Copy out exactly every line from the line containing "Type out the text in this image." until the records below end, inclusive of both boundary lines.

# start of Extracted data

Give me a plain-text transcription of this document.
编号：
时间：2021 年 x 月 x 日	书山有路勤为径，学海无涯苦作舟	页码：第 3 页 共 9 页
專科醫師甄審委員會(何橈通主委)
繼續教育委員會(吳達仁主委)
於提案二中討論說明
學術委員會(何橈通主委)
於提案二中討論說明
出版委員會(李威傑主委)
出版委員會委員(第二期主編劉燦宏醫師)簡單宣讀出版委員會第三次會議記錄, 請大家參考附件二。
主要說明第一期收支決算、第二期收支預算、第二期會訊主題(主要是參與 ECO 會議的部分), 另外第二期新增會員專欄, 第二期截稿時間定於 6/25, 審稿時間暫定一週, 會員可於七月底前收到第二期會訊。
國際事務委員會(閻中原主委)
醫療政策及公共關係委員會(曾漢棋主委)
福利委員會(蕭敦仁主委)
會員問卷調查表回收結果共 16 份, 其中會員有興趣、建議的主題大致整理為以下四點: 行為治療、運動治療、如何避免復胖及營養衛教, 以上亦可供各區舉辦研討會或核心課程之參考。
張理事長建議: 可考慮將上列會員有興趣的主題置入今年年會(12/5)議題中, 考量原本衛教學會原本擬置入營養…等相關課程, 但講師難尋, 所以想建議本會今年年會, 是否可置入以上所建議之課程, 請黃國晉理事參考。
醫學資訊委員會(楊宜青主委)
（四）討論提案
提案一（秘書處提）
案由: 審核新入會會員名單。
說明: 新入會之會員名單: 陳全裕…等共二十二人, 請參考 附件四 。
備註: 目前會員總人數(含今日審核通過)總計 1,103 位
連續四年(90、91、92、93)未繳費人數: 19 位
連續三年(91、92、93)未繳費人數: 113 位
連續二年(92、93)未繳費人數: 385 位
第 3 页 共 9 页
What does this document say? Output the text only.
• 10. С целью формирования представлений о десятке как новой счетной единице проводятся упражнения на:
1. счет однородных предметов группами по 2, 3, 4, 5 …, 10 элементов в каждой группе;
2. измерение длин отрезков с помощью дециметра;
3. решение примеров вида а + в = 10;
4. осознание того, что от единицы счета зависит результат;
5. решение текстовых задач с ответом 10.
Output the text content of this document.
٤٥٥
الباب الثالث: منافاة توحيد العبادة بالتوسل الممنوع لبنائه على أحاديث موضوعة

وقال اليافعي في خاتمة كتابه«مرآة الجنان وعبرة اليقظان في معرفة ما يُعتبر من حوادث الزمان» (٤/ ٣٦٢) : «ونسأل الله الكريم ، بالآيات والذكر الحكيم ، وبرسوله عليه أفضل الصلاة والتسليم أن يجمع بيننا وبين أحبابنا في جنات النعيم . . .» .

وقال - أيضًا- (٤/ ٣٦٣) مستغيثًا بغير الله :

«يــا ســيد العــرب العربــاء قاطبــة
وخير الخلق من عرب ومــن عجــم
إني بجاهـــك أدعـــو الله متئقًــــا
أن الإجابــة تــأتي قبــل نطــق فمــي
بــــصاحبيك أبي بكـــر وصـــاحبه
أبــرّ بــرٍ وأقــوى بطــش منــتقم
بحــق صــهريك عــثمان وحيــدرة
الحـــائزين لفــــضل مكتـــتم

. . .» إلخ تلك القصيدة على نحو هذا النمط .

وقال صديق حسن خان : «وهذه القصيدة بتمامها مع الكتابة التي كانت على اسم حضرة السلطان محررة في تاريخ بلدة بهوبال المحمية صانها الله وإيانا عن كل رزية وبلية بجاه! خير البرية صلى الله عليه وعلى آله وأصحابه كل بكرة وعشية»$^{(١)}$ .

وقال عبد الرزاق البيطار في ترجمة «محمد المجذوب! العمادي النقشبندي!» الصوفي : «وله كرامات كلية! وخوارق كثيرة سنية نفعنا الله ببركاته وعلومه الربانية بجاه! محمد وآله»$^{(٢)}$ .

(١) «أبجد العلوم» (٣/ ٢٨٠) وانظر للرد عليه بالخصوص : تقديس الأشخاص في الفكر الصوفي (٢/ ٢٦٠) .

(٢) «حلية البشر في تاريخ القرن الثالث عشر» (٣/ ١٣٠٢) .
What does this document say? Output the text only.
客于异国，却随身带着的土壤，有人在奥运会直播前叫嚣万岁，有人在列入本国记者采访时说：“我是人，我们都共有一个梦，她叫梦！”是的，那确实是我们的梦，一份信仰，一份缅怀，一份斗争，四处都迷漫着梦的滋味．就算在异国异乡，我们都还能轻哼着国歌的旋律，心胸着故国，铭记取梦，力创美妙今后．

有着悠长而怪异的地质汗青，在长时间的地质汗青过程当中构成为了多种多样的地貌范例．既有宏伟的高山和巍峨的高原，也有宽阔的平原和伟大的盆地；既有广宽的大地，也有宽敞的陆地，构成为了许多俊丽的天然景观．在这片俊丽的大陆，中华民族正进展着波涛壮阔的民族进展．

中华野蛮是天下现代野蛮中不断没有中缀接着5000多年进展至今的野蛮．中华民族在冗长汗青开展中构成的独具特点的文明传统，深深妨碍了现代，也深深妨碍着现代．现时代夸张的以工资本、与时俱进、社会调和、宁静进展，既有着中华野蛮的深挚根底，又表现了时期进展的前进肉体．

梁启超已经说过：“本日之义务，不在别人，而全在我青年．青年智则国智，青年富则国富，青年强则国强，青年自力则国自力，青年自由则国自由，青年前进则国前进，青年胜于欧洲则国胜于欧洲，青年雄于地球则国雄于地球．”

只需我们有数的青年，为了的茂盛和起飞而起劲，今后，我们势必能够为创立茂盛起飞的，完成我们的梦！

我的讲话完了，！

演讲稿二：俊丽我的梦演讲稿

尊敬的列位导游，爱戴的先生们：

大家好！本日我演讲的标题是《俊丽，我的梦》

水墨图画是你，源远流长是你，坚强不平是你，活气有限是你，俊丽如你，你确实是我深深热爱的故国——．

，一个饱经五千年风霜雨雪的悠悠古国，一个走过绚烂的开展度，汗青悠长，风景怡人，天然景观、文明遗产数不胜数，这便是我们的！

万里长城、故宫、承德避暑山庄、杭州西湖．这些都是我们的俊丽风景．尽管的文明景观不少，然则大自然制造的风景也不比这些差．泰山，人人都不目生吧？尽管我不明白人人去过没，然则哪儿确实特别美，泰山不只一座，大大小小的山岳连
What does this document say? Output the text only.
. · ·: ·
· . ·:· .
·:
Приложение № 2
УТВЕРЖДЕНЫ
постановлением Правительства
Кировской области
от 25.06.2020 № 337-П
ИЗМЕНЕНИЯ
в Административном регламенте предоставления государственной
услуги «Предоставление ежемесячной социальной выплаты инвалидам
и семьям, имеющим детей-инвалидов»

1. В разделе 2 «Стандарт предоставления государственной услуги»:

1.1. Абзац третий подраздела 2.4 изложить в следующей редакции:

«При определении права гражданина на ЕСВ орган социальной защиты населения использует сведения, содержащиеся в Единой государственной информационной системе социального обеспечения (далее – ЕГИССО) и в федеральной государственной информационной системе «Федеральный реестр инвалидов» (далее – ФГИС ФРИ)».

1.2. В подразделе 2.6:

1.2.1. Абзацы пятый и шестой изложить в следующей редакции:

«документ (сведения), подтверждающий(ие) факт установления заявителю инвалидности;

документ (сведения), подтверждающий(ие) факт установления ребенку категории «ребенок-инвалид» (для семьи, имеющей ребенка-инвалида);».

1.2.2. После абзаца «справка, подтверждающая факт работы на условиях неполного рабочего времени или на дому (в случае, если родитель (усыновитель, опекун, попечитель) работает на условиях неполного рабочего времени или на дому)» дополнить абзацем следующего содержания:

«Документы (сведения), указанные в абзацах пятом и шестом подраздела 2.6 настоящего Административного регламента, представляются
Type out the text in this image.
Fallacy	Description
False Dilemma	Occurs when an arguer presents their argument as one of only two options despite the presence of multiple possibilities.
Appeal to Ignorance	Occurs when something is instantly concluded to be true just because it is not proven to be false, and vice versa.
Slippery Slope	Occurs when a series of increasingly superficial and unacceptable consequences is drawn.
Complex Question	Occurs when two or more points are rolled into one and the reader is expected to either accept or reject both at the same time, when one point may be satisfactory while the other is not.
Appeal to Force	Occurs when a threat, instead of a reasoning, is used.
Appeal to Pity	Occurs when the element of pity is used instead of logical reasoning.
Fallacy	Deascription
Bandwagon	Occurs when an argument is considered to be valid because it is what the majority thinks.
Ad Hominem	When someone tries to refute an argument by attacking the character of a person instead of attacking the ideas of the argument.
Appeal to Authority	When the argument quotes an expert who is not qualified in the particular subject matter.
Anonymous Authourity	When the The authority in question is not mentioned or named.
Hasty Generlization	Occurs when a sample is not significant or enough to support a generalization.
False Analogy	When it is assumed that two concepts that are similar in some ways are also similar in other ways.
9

# end of Extracted data

## Final answer
Type out the text in this image.
Fallacy	Description
False Dilemma	Occurs when an arguer presents their argument as one of only two options despite the presence of multiple possibilities.
Appeal to Ignorance	Occurs when something is instantly concluded to be true just because it is not proven to be false, and vice versa.
Slippery Slope	Occurs when a series of increasingly superficial and unacceptable consequences is drawn.
Complex Question	Occurs when two or more points are rolled into one and the reader is expected to either accept or reject both at the same time, when one point may be satisfactory while the other is not.
Appeal to Force	Occurs when a threat, instead of a reasoning, is used.
Appeal to Pity	Occurs when the element of pity is used instead of logical reasoning.
Fallacy	Deascription
Bandwagon	Occurs when an argument is considered to be valid because it is what the majority thinks.
Ad Hominem	When someone tries to refute an argument by attacking the character of a person instead of attacking the ideas of the argument.
Appeal to Authority	When the argument quotes an expert who is not qualified in the particular subject matter.
Anonymous Authourity	When the The authority in question is not mentioned or named.
Hasty Generlization	Occurs when a sample is not significant or enough to support a generalization.
False Analogy	When it is assumed that two concepts that are similar in some ways are also similar in other ways.
9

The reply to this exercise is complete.